▶ **DIRECTIONS**
Could you extract the text of the article on the S&P 500's last all-male board between "The Washington PostDemocracy" and "of all directors.", inclusive?

▶ **PAGE EXTRACT**
The Washington PostDemocracy Dies in Darkness

The lone all-male board in the S&P 500 just added a woman to its ranks

Every S&P 500 company now has a woman on its board. (iStock)

The all-male board among America’s largest public companies has become an extinct species — at least for now.

Copart said Tuesday that Diane Morefield, an executive with the real estate investment trust CyrusOne, joined the board effective July 20, along with former eBay executive Stephen Fisher. The online vehicle auction company, based in Dallas, had been the final firm in the S&P 500 that did not have a single woman on its board — at the same time the percentage of female directors has been climbing, now reaching nearly 27 percent of all directors.

Morefield’s effective date came three days after The Washington Post published an analysis of the growth of female directors on America’s largest boards and noted Copart’s lone status. Copart had told The Post that it intended to fill a board vacancy with a “highly qualified, accomplished woman this year” and said it “would benefit from greater diversity that more accurately reflects that of our various stakeholders."

▶ **ENTRIES SHOWN**
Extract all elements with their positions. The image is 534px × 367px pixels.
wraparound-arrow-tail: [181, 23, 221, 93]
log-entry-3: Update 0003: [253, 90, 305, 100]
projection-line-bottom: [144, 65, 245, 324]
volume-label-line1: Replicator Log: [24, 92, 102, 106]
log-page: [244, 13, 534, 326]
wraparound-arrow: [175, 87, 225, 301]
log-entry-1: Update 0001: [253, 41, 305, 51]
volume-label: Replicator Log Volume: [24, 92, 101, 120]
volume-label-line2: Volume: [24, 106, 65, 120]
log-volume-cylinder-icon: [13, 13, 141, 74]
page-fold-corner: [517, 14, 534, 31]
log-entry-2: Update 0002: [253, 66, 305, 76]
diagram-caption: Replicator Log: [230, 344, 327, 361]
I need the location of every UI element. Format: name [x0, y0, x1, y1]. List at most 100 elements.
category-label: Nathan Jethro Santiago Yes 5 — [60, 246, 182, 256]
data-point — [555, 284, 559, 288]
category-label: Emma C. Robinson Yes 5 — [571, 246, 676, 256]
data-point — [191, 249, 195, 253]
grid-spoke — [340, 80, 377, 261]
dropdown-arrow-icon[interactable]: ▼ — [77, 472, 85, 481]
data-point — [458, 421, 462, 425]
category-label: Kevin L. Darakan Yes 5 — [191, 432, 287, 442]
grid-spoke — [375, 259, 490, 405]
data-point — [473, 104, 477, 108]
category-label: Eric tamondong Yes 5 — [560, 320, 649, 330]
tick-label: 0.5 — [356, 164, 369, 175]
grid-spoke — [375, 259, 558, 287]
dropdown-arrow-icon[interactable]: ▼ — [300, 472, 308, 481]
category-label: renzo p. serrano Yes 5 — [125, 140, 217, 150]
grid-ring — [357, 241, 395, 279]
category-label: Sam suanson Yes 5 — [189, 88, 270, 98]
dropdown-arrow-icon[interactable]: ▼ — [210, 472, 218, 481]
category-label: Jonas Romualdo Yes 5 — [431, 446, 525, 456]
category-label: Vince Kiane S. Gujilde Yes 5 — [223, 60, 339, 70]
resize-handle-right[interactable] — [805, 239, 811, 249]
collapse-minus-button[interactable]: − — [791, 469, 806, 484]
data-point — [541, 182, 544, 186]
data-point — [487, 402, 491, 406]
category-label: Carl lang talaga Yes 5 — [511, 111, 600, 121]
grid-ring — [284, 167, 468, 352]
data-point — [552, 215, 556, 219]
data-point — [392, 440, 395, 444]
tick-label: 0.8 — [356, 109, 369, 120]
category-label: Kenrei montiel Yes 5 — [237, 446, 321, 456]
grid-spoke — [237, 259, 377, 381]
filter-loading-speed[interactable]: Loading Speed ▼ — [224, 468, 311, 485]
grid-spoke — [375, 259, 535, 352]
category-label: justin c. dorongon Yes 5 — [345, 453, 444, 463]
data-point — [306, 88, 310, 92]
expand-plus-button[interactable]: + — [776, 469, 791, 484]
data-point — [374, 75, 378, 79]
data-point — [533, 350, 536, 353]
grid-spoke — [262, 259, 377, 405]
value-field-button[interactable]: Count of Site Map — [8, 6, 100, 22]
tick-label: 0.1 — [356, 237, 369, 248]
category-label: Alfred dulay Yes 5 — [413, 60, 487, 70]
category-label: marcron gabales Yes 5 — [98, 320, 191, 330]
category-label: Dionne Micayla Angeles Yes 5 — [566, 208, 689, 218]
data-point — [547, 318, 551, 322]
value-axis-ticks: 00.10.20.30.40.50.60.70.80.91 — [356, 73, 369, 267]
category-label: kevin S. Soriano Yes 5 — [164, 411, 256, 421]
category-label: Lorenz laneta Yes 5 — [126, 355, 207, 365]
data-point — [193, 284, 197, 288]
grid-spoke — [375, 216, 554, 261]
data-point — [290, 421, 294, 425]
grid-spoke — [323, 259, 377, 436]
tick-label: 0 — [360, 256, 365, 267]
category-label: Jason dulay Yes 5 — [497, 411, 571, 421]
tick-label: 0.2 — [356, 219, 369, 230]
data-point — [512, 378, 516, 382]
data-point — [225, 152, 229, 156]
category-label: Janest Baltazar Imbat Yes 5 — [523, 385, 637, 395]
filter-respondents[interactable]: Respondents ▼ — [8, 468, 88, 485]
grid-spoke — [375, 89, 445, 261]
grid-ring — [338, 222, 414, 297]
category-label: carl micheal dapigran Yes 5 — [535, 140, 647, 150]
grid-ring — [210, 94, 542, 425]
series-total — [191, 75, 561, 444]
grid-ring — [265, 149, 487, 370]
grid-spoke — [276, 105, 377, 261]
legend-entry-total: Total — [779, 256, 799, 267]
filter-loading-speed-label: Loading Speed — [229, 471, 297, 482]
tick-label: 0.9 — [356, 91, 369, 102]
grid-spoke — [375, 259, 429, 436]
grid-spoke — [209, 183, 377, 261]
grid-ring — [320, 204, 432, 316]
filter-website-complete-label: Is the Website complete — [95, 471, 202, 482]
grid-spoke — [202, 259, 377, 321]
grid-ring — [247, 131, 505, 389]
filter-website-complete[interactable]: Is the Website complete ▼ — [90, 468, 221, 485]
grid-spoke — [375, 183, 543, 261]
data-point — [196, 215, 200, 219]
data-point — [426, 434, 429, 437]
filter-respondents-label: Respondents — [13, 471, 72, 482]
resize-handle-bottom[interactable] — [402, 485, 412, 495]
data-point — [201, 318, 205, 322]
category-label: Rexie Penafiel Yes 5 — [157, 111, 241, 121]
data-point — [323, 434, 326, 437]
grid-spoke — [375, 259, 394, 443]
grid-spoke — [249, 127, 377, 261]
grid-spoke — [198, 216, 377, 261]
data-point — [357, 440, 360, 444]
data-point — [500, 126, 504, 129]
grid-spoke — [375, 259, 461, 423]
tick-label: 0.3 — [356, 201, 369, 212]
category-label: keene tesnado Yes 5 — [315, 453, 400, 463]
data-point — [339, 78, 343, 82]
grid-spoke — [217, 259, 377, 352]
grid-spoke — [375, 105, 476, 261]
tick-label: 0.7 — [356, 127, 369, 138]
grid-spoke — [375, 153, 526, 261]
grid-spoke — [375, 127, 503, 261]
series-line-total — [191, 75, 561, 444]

▶ **REPLY**
The Washington PostDemocracy Dies in Darkness

The lone all-male board in the S&P 500 just added a woman to its ranks

Every S&P 500 company now has a woman on its board. (iStock)

The all-male board among America’s largest public companies has become an extinct species — at least for now.

Copart said Tuesday that Diane Morefield, an executive with the real estate investment trust CyrusOne, joined the board effective July 20, along with former eBay executive Stephen Fisher. The online vehicle auction company, based in Dallas, had been the final firm in the S&P 500 that did not have a single woman on its board — at the same time the percentage of female directors has been climbing, now reaching nearly 27 percent of all directors.